[Task to carry out]
Search the entries for the word "çevirerek" and pull out each line that has it.

(begin)

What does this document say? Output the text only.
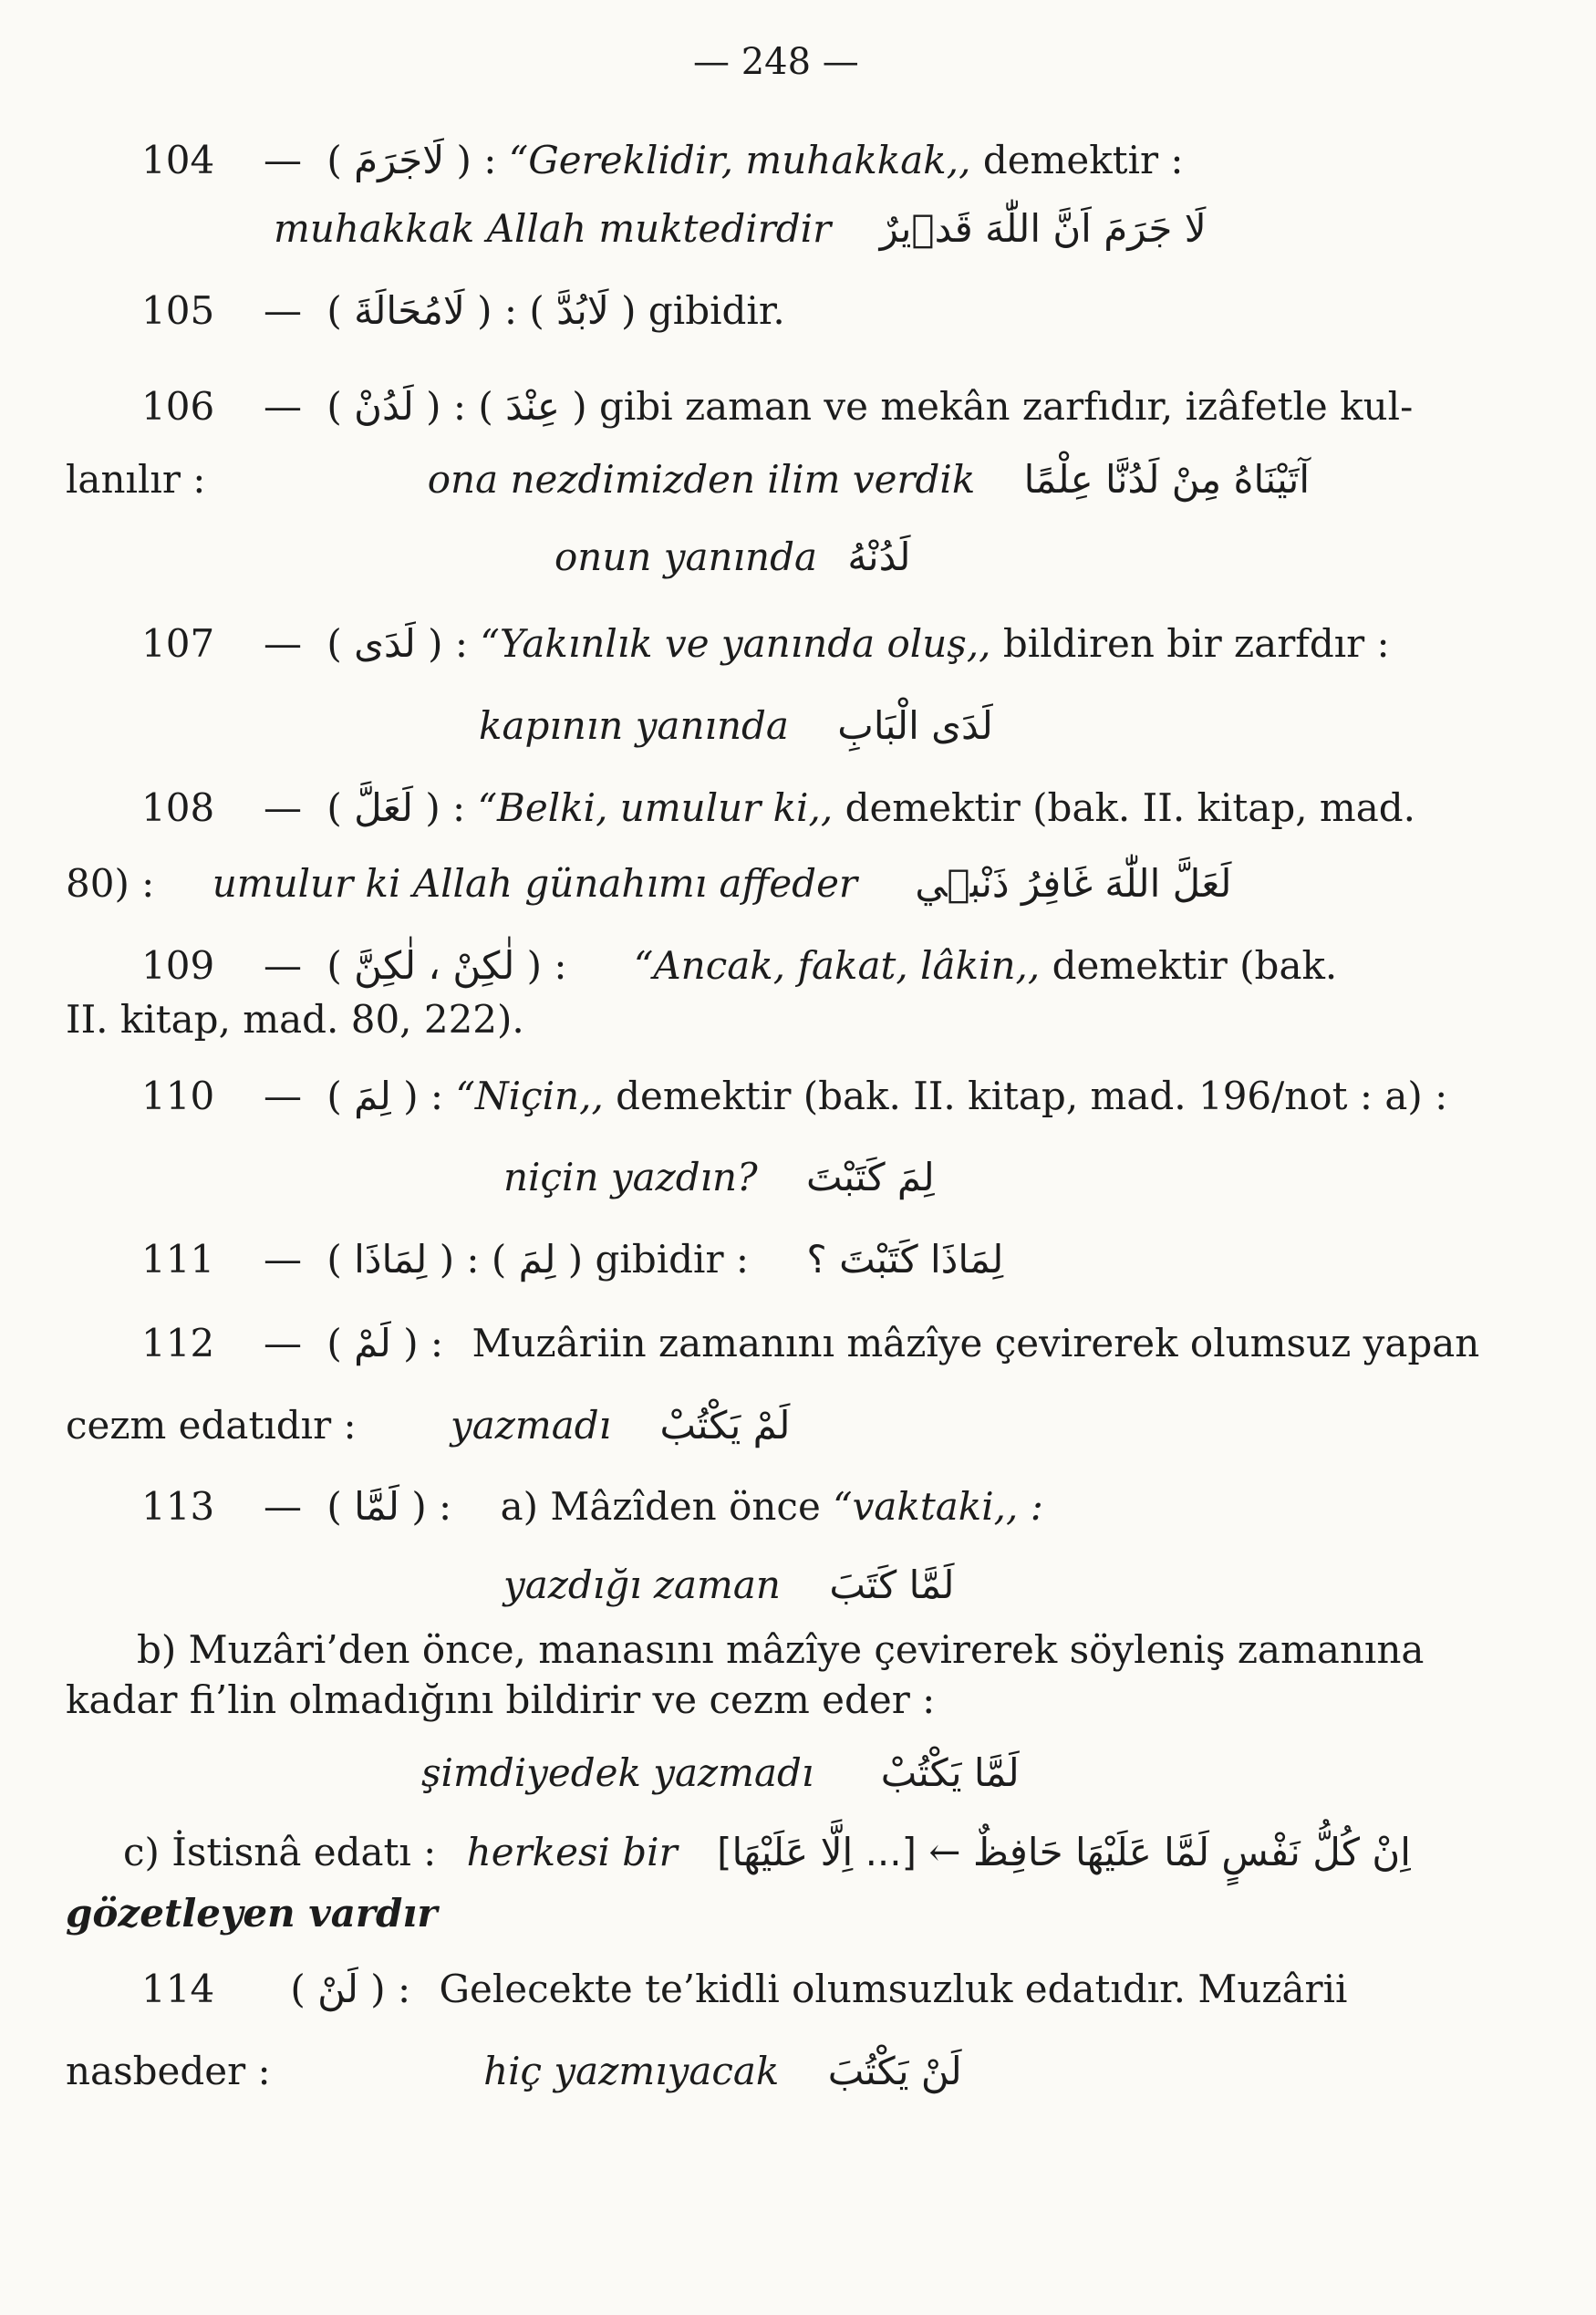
— 248 —
104 — ( لَاجَرَمَ ) : “Gereklidir, muhakkak,, demektir :
muhakkak Allah muktedirdir لَا جَرَمَ اَنَّ اللّٰهَ قَد۪يرٌ
105 — ( لَامُحَالَةَ ) : ( لَابُدَّ ) gibidir.
106 — ( لَدُنْ ) : ( عِنْدَ ) gibi zaman ve mekân zarfıdır, izâfetle kul-
lanılır :	ona nezdimizden ilim verdik آتَيْنَاهُ مِنْ لَدُنَّا عِلْمًا
onun yanında لَدُنْهُ
107 — ( لَدَى ) : “Yakınlık ve yanında oluş,, bildiren bir zarfdır :
kapının yanında لَدَى الْبَابِ
108 — ( لَعَلَّ ) : “Belki, umulur ki,, demektir (bak. II. kitap, mad.
80) : umulur ki Allah günahımı affeder لَعَلَّ اللّٰهَ غَافِرُ ذَنْب۪ي
109 — ( لٰكِنْ ، لٰكِنَّ ) : “Ancak, fakat, lâkin,, demektir (bak.
II. kitap, mad. 80, 222).
110 — ( لِمَ ) : “Niçin,, demektir (bak. II. kitap, mad. 196/not : a) :
niçin yazdın? لِمَ كَتَبْتَ
111 — ( لِمَاذَا ) : ( لِمَ ) gibidir : لِمَاذَا كَتَبْتَ ؟
112 — ( لَمْ ) : Muzâriin zamanını mâzîye çevirerek olumsuz yapan
cezm edatıdır : yazmadı لَمْ يَكْتُبْ
113 — ( لَمَّا ) : a) Mâzîden önce “vaktaki,, :
yazdığı zaman لَمَّا كَتَبَ
b) Muzâri’den önce, manasını mâzîye çevirerek söyleniş zamanına
kadar fi’lin olmadığını bildirir ve cezm eder :
şimdiyedek yazmadı لَمَّا يَكْتُبْ
c) İstisnâ edatı : herkesi bir [... اِلَّا عَلَيْهَا] ← اِنْ كُلُّ نَفْسٍ لَمَّا عَلَيْهَا حَافِظٌ
gözetleyen vardır
114 ( لَنْ ) : Gelecekte te’kidli olumsuzluk edatıdır. Muzârii
nasbeder :	hiç yazmıyacak لَنْ يَكْتُبَ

(end)

[Expected output]
112 — ( لَمْ ) : Muzâriin zamanını mâzîye çevirerek olumsuz yapan
b) Muzâri’den önce, manasını mâzîye çevirerek söyleniş zamanına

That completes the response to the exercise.